[Records contained in a dataset]
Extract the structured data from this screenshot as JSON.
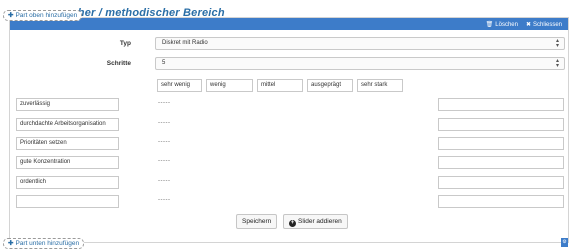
{
  "top_part_button": {
    "icon": "plus-icon",
    "label": "Part oben hinzufügen"
  },
  "bottom_part_button": {
    "icon": "plus-icon",
    "label": "Part unten hinzufügen"
  },
  "section_heading_partial": "...her / methodischer Bereich",
  "panel_header": {
    "delete": {
      "icon": "trash-icon",
      "label": "Löschen"
    },
    "close": {
      "icon": "close-icon",
      "label": "Schliessen"
    },
    "color": "#3d7cc9"
  },
  "form": {
    "type_label": "Typ",
    "type_value": "Diskret mit Radio",
    "steps_label": "Schritte",
    "steps_value": "5"
  },
  "scale_labels": [
    "sehr wenig",
    "wenig",
    "mittel",
    "ausgeprägt",
    "sehr stark"
  ],
  "rows": [
    {
      "left": "zuverlässig",
      "dots": "-----",
      "right": ""
    },
    {
      "left": "durchdachte Arbeitsorganisation",
      "dots": "-----",
      "right": ""
    },
    {
      "left": "Prioritäten setzen",
      "dots": "-----",
      "right": ""
    },
    {
      "left": "gute Konzentration",
      "dots": "-----",
      "right": ""
    },
    {
      "left": "ordentlich",
      "dots": "-----",
      "right": ""
    },
    {
      "left": "",
      "dots": "-----",
      "right": ""
    }
  ],
  "buttons": {
    "save": "Speichern",
    "add_slider": {
      "icon": "plus-circle-icon",
      "label": "Slider addieren"
    }
  }
}
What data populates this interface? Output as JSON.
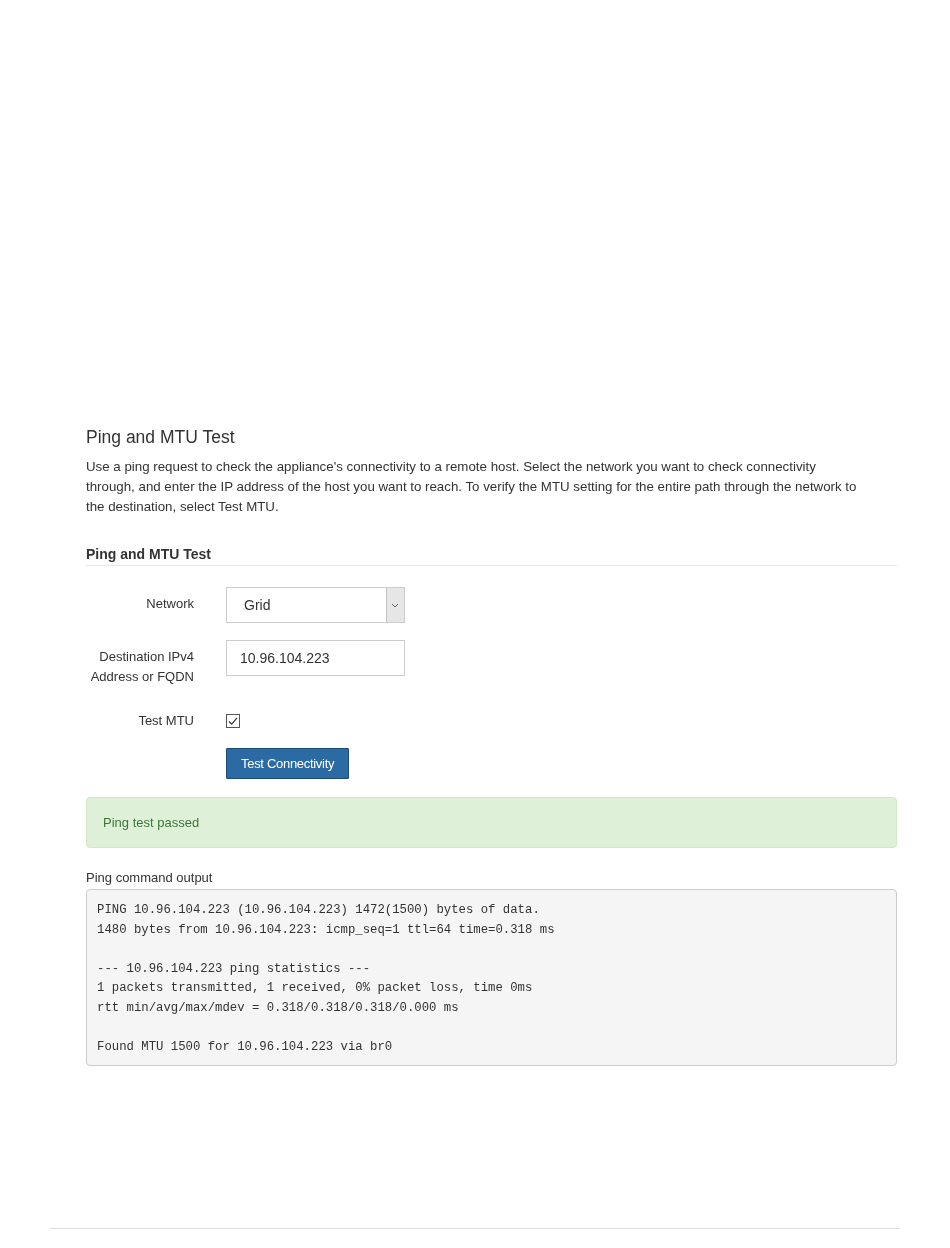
{
  "page": {
    "title": "Ping and MTU Test",
    "description": "Use a ping request to check the appliance's connectivity to a remote host. Select the network you want to check connectivity through, and enter the IP address of the host you want to reach. To verify the MTU setting for the entire path through the network to the destination, select Test MTU."
  },
  "form": {
    "title": "Ping and MTU Test",
    "fields": [
      {
        "kind": "select",
        "label": "Network",
        "value": "Grid"
      },
      {
        "kind": "text",
        "label": "Destination IPv4 Address or FQDN",
        "value": "10.96.104.223"
      },
      {
        "kind": "checkbox",
        "label": "Test MTU",
        "checked": true
      }
    ],
    "button": "Test Connectivity"
  },
  "alert": {
    "kind": "success",
    "message": "Ping test passed"
  },
  "output": {
    "label": "Ping command output",
    "blocks": [
      [
        "PING 10.96.104.223 (10.96.104.223) 1472(1500) bytes of data.",
        "1480 bytes from 10.96.104.223: icmp_seq=1 ttl=64 time=0.318 ms"
      ],
      [
        "--- 10.96.104.223 ping statistics ---",
        "1 packets transmitted, 1 received, 0% packet loss, time 0ms",
        "rtt min/avg/max/mdev = 0.318/0.318/0.318/0.000 ms"
      ],
      [
        "Found MTU 1500 for 10.96.104.223 via br0"
      ]
    ]
  }
}
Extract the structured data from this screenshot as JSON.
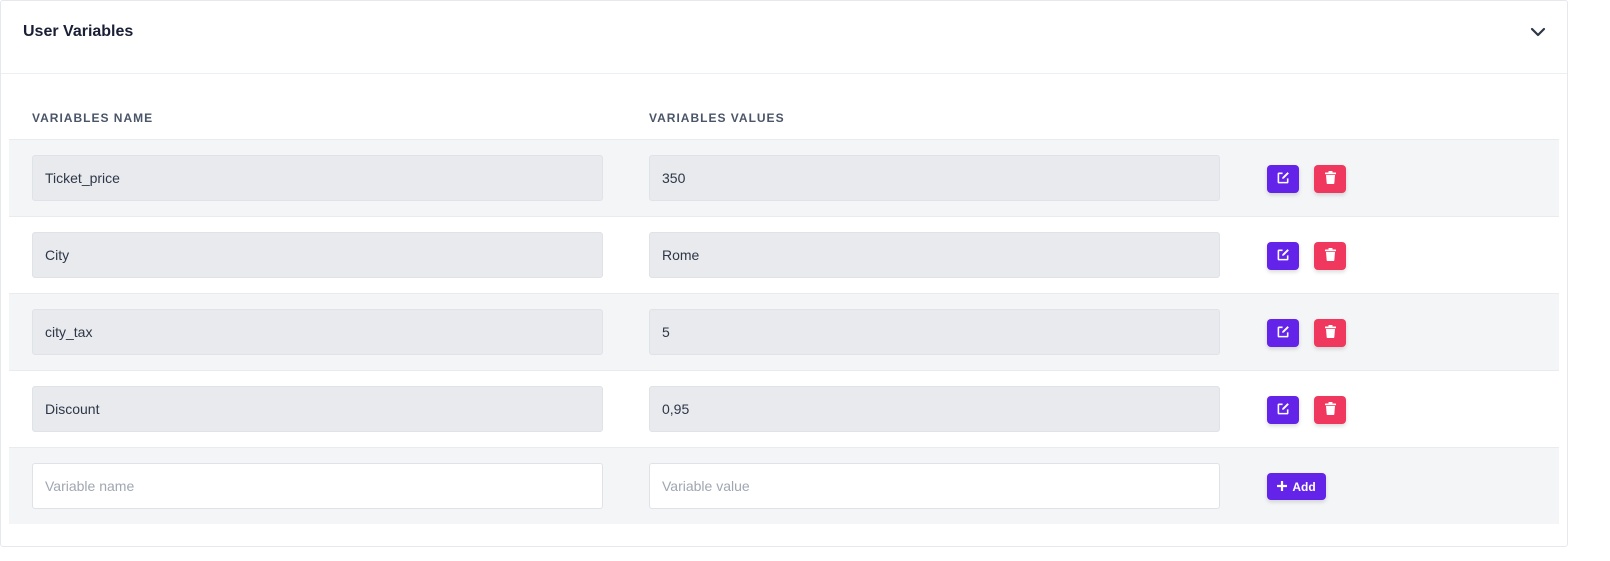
{
  "panel": {
    "title": "User Variables"
  },
  "table": {
    "headers": {
      "name": "VARIABLES NAME",
      "value": "VARIABLES VALUES"
    },
    "rows": [
      {
        "name": "Ticket_price",
        "value": "350"
      },
      {
        "name": "City",
        "value": "Rome"
      },
      {
        "name": "city_tax",
        "value": "5"
      },
      {
        "name": "Discount",
        "value": "0,95"
      }
    ]
  },
  "new_row": {
    "name_placeholder": "Variable name",
    "value_placeholder": "Variable value",
    "add_label": "Add"
  },
  "icons": {
    "collapse": "chevron-down-icon",
    "edit": "edit-icon",
    "delete": "trash-icon",
    "add": "plus-icon"
  },
  "colors": {
    "primary": "#6423e8",
    "danger": "#f0375d",
    "row_alt": "#f4f5f7",
    "field_readonly": "#e8eaed"
  }
}
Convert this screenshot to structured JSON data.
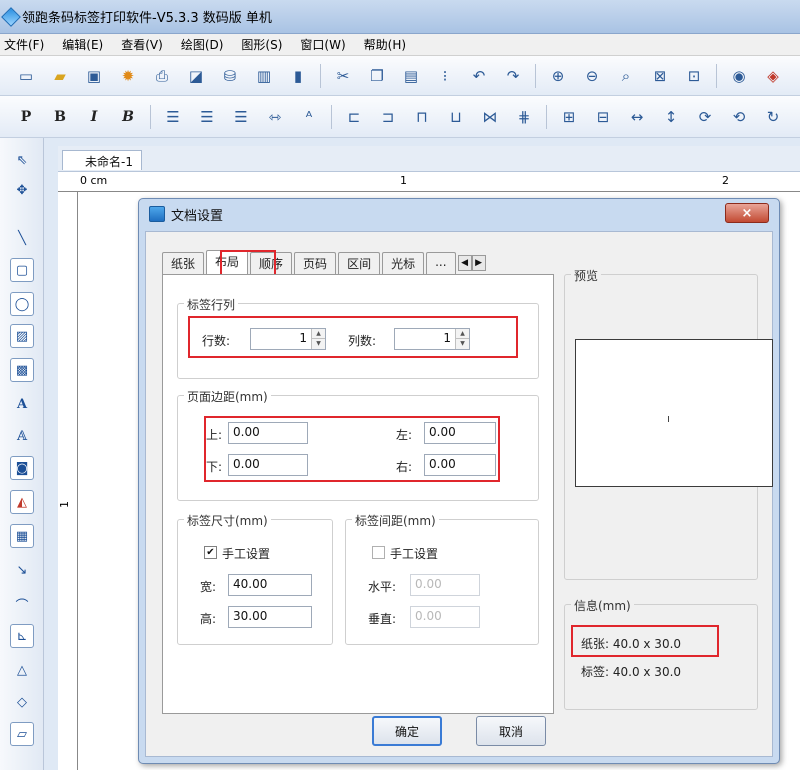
{
  "app": {
    "title": "领跑条码标签打印软件-V5.3.3 数码版 单机"
  },
  "menu": [
    "文件(F)",
    "编辑(E)",
    "查看(V)",
    "绘图(D)",
    "图形(S)",
    "窗口(W)",
    "帮助(H)"
  ],
  "toolbar2": {
    "bold_p": "P",
    "bold_b": "B",
    "italic_i": "I",
    "bold_italic_b": "B"
  },
  "document": {
    "tab_label": "未命名-1",
    "ruler_h": [
      "0 cm",
      "1",
      "2"
    ],
    "ruler_v": [
      "1"
    ]
  },
  "dialog": {
    "title": "文档设置",
    "close_label": "×",
    "tabs": [
      "纸张",
      "布局",
      "顺序",
      "页码",
      "区间",
      "光标",
      "..."
    ],
    "active_tab": "布局",
    "label_rowcol": {
      "legend": "标签行列",
      "rows_label": "行数:",
      "rows_value": "1",
      "cols_label": "列数:",
      "cols_value": "1"
    },
    "margins": {
      "legend": "页面边距(mm)",
      "top_label": "上:",
      "top_value": "0.00",
      "left_label": "左:",
      "left_value": "0.00",
      "bottom_label": "下:",
      "bottom_value": "0.00",
      "right_label": "右:",
      "right_value": "0.00"
    },
    "label_size": {
      "legend": "标签尺寸(mm)",
      "manual_label": "手工设置",
      "manual_checked": true,
      "width_label": "宽:",
      "width_value": "40.00",
      "height_label": "高:",
      "height_value": "30.00"
    },
    "label_gap": {
      "legend": "标签间距(mm)",
      "manual_label": "手工设置",
      "manual_checked": false,
      "h_label": "水平:",
      "h_value": "0.00",
      "v_label": "垂直:",
      "v_value": "0.00"
    },
    "preview": {
      "legend": "预览"
    },
    "info": {
      "legend": "信息(mm)",
      "paper": "纸张: 40.0 x 30.0",
      "label": "标签: 40.0 x 30.0"
    },
    "ok_label": "确定",
    "cancel_label": "取消"
  },
  "colors": {
    "highlight": "#e0262c",
    "titlebar": "#b9cfe9"
  }
}
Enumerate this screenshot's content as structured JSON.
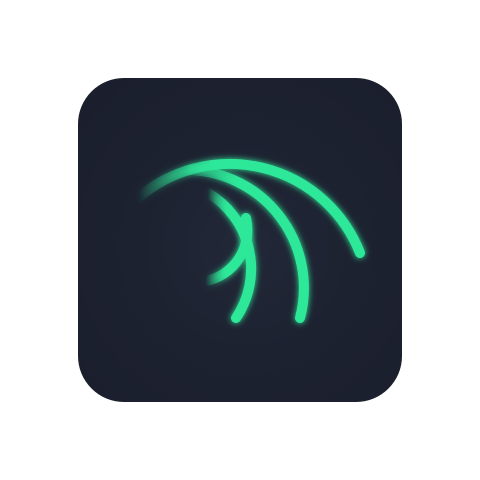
{
  "app_icon": {
    "icon_name": "alight-motion-swirl-icon",
    "colors": {
      "tile_background": "#1d2231",
      "arc_color": "#2ee89a",
      "arc_glow": "#1fd68a",
      "page_background": "#ffffff"
    }
  }
}
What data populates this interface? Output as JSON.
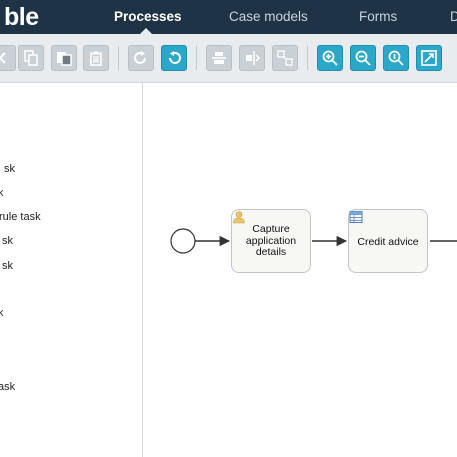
{
  "app": {
    "logo_text": "ble"
  },
  "nav": {
    "items": [
      {
        "label": "Processes",
        "active": true
      },
      {
        "label": "Case models",
        "active": false
      },
      {
        "label": "Forms",
        "active": false
      },
      {
        "label": "D",
        "active": false
      }
    ]
  },
  "toolbar": {
    "buttons": [
      {
        "icon": "chevron-left-icon",
        "style": "grey"
      },
      {
        "icon": "copy-icon",
        "style": "grey"
      },
      {
        "icon": "paste-icon",
        "style": "grey"
      },
      {
        "icon": "delete-icon",
        "style": "grey"
      },
      {
        "icon": "redo-icon",
        "style": "grey"
      },
      {
        "icon": "undo-icon",
        "style": "blue"
      },
      {
        "icon": "align-horizontal-icon",
        "style": "grey"
      },
      {
        "icon": "align-vertical-icon",
        "style": "grey"
      },
      {
        "icon": "same-size-icon",
        "style": "grey"
      },
      {
        "icon": "zoom-in-icon",
        "style": "blue"
      },
      {
        "icon": "zoom-out-icon",
        "style": "blue"
      },
      {
        "icon": "zoom-actual-icon",
        "style": "blue"
      },
      {
        "icon": "zoom-fit-icon",
        "style": "blue"
      }
    ]
  },
  "palette": {
    "items": [
      {
        "label": "sk"
      },
      {
        "label": "k"
      },
      {
        "label": "rule task"
      },
      {
        "label": "sk"
      },
      {
        "label": "sk"
      },
      {
        "label": "k"
      },
      {
        "label": "ask"
      }
    ]
  },
  "canvas": {
    "tasks": [
      {
        "label": "Capture application details",
        "icon": "user-icon"
      },
      {
        "label": "Credit advice",
        "icon": "table-icon"
      }
    ]
  },
  "colors": {
    "nav_bg": "#1f3346",
    "toolbar_bg": "#e8ecef",
    "button_blue": "#2aa7c9",
    "button_grey": "#c9d1d7",
    "task_fill": "#f7f7f4"
  }
}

_REQUEST_
State how many lines in the records above contain the word "plus", and give only that number.

_EXERCISE RESPONSE_
4